» **WHAT YOU WILL DO**:
a) Return the passage on generative AI in workplace tools between "Isn’t this just" and "to familiar mistakes.", inclusive.
b) For each statement, indicate whether the passage on generative AI in workplace tools agrees with it, answering yes or no and quoting the deciding words of the passage: (i) ChatGPT Enterprise runs on a different LLM from the one users have accessed through OpenAI's Web portal. (ii) Andy Thurai is identified as a vice president and principal analyst at Constellation Research. (iii) In the cartoon by Tom Fishburne, the colleague is displeased when AI condenses an email to a few bullet points.

» **DOCUMENT PASSAGE**:
◇ ◇ ◇ ◇ ◇
Isn’t this just ChatGPT in a suit?

The expansion of generative AI into common productivity tools, despite the anticipation, is already drawing criticism. It’s not hard to understand why: ChatGPT Enterprise might look more professional but, at its core, it’s still the same LLM users have accessed through OpenAI’s Web portal for nearly a year—and it’s still prone to familiar mistakes.

“Companies assume they will save, but when they do the return-on-investment calculation, with all costs involved, sometimes it might cost them more,” warns Thurai. “If you employ folks to verify, and validate, the code or content generated by AI, how much are you really saving?”

Consider our hypothetical engineer’s hypothetical presentation. Using AI to generate the presentation might save time, but the engineer would be smart to verify that the data in the presentation is correct. That’s especially true if the engineer’s employer hasn’t trained its AI tools on the company’s own data.

“If you employ folks to verify, and validate, the code or content generated by AI, how much are you really saving?” —Andy Thurai, vice president and principal analyst at Constellation Research

Adding AI to productivity software also spurs worries of a busywork arms race. A sarcastic cartoon by Tom Fishburne encapsulates the problem: It depicts an office worker pleased as generative AI expands a few bullet points into an email, while their colleague is equally pleased with AI’s ability to condense an email to a few bullet points.
◇ ◇ ◇ ◇ ◇
» **PROVIDED RECORDS**:
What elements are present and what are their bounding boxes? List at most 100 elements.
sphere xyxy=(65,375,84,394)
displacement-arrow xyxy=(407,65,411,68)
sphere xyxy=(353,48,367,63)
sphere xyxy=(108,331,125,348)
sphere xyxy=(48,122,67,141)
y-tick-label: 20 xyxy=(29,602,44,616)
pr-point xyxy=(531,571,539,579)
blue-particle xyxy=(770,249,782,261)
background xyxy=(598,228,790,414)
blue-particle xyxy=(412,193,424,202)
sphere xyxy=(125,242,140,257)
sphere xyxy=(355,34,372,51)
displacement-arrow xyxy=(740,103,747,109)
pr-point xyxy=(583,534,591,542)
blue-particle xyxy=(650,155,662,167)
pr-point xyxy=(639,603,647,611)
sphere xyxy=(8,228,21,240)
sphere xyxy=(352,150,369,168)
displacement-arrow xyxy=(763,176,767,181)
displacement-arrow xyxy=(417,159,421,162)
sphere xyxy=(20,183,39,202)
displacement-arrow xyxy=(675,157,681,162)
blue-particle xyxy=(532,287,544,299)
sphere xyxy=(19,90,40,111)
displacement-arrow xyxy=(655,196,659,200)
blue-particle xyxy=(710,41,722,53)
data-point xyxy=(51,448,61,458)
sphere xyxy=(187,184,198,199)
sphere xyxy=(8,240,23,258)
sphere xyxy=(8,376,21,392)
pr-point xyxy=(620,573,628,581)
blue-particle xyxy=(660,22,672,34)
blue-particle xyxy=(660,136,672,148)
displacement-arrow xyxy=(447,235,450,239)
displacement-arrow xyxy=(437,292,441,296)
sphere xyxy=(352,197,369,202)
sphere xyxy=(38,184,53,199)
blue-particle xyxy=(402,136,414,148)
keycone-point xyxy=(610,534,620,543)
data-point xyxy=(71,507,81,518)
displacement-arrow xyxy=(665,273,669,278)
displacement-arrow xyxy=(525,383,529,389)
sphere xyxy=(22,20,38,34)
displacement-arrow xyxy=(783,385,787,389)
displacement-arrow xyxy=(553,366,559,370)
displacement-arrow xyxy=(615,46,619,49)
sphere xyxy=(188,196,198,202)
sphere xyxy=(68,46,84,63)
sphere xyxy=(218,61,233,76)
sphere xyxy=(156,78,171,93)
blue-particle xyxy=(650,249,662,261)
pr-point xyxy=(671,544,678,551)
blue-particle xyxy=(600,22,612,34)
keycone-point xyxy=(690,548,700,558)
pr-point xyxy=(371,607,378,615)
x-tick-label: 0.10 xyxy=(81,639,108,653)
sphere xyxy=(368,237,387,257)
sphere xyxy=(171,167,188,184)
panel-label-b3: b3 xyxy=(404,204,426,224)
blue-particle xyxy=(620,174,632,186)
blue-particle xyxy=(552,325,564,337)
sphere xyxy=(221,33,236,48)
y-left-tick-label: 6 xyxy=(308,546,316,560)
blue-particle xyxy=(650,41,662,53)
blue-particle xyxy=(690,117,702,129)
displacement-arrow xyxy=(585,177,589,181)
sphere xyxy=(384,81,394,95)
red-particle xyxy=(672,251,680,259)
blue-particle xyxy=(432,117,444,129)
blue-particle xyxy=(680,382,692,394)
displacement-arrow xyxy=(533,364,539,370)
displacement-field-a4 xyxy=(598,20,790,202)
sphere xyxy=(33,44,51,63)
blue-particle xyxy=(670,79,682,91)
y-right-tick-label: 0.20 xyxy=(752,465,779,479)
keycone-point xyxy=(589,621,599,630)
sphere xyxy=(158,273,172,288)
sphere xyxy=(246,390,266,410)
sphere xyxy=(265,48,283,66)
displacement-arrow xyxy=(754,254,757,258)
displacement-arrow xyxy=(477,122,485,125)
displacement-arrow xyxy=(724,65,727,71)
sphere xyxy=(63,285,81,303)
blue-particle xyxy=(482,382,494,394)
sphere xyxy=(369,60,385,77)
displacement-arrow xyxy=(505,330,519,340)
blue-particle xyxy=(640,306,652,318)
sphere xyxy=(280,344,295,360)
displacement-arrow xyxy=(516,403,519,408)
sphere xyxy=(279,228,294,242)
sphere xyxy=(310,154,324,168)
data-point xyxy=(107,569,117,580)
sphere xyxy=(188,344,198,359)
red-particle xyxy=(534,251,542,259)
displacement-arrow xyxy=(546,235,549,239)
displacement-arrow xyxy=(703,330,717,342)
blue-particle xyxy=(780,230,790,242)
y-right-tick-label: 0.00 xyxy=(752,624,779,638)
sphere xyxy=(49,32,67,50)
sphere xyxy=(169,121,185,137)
◇ ◇ ◇ ◇ ◇
» **WRITTEN ANSWERS**:
a)
Isn’t this just ChatGPT in a suit?

The expansion of generative AI into common productivity tools, despite the anticipation, is already drawing criticism. It’s not hard to understand why: ChatGPT Enterprise might look more professional but, at its core, it’s still the same LLM users have accessed through OpenAI’s Web portal for nearly a year—and it’s still prone to familiar mistakes.

b)
(i) No: "at its core, it’s still the same LLM users have accessed through OpenAI’s Web portal for nearly a year"
(ii) Yes: "Andy Thurai, vice president and principal analyst at Constellation Research"
(iii) No: "their colleague is equally pleased with AI’s ability to condense an email to a few bullet points"